begin
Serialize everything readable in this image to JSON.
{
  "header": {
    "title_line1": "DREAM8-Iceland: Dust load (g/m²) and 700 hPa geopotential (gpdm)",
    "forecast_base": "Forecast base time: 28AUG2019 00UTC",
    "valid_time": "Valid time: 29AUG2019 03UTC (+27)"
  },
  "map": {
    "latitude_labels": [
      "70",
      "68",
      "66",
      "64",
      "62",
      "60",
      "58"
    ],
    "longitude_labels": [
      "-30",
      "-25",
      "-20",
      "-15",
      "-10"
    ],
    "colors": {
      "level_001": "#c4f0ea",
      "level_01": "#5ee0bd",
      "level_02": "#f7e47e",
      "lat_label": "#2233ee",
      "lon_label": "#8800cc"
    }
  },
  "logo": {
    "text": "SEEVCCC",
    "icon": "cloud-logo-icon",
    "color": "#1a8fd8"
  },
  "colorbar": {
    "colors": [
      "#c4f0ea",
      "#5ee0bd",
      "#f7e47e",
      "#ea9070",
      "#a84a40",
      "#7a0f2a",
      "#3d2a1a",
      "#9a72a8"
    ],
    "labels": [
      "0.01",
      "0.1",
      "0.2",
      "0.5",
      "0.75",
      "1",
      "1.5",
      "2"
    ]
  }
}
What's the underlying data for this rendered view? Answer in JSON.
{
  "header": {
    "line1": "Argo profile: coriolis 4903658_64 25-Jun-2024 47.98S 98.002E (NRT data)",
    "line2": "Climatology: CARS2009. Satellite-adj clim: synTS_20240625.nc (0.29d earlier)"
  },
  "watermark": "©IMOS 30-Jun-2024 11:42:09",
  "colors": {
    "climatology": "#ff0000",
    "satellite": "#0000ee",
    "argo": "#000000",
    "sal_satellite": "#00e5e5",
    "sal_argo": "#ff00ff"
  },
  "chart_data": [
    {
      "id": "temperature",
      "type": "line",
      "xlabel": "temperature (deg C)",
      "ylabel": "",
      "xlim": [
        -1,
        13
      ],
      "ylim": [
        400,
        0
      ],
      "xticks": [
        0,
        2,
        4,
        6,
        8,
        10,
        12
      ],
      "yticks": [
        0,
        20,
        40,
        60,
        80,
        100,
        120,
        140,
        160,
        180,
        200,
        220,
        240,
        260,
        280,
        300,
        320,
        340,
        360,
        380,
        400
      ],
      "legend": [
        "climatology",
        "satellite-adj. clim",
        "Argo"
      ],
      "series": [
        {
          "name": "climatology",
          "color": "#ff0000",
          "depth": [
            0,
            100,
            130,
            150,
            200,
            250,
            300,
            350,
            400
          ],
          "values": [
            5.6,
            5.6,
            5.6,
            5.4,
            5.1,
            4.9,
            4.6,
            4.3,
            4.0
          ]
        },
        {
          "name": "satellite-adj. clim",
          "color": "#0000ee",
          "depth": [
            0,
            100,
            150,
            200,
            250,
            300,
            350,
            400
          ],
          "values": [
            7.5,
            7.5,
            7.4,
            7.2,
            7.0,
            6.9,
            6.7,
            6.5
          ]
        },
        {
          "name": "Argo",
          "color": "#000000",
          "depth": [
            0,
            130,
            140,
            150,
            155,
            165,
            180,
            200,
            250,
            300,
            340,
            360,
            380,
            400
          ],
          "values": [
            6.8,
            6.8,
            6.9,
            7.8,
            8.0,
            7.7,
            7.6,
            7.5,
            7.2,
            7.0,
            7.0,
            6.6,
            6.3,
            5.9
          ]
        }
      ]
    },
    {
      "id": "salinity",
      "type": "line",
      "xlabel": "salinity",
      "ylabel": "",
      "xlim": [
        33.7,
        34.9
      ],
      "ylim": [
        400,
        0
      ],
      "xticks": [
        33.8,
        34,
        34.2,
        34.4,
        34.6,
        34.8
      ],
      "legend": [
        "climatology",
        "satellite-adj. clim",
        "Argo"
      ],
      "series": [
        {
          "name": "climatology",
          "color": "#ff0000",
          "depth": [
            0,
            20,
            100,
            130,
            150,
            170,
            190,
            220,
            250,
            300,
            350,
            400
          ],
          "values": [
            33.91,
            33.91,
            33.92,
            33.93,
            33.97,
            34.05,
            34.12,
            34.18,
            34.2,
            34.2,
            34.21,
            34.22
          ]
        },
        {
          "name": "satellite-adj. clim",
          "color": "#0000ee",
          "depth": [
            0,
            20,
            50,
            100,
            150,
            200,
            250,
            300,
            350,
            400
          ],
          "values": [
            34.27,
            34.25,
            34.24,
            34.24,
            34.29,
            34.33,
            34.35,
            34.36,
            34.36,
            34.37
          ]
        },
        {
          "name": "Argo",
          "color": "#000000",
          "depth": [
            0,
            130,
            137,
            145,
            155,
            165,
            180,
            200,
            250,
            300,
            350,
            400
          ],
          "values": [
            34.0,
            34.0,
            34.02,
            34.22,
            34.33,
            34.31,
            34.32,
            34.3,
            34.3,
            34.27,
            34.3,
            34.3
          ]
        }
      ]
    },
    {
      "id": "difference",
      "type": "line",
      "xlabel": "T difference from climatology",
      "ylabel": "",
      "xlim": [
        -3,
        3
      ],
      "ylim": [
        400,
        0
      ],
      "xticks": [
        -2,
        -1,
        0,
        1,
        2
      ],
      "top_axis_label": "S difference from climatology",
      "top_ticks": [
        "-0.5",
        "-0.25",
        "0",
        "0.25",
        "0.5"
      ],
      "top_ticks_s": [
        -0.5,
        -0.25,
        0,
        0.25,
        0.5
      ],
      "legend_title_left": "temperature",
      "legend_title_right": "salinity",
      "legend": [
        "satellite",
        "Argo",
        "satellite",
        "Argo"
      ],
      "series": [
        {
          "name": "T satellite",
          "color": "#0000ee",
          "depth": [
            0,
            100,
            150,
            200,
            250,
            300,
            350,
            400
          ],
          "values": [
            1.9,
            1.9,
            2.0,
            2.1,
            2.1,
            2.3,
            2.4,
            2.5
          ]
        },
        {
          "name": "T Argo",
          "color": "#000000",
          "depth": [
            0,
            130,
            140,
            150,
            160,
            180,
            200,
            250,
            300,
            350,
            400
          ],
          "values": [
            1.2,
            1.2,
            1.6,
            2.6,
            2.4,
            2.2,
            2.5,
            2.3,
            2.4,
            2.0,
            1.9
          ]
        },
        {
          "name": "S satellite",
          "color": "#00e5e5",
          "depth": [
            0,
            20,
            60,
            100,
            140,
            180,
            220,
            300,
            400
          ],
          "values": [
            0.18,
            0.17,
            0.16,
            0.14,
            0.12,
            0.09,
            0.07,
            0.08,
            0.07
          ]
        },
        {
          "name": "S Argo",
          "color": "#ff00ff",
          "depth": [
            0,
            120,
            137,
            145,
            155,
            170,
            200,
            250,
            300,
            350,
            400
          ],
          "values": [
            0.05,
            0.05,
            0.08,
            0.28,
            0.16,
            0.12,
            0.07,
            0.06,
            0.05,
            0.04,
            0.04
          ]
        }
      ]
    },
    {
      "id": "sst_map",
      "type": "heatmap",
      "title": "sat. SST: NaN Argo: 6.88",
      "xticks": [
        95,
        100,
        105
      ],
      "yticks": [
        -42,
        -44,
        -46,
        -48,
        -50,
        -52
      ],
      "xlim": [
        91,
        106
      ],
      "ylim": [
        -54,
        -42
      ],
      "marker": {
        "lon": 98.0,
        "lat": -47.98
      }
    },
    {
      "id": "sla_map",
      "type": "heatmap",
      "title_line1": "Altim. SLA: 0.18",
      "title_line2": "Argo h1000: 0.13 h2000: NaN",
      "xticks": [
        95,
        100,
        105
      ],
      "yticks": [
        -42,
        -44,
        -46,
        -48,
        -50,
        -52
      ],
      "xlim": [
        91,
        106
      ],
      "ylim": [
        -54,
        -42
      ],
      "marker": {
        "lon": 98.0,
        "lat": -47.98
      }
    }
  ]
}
end
Filter the data for the string "salinity" and copy every line that has it.

= FINAL ANSWER =
      "id": "salinity",
      "xlabel": "salinity",
      "legend_title_right": "salinity",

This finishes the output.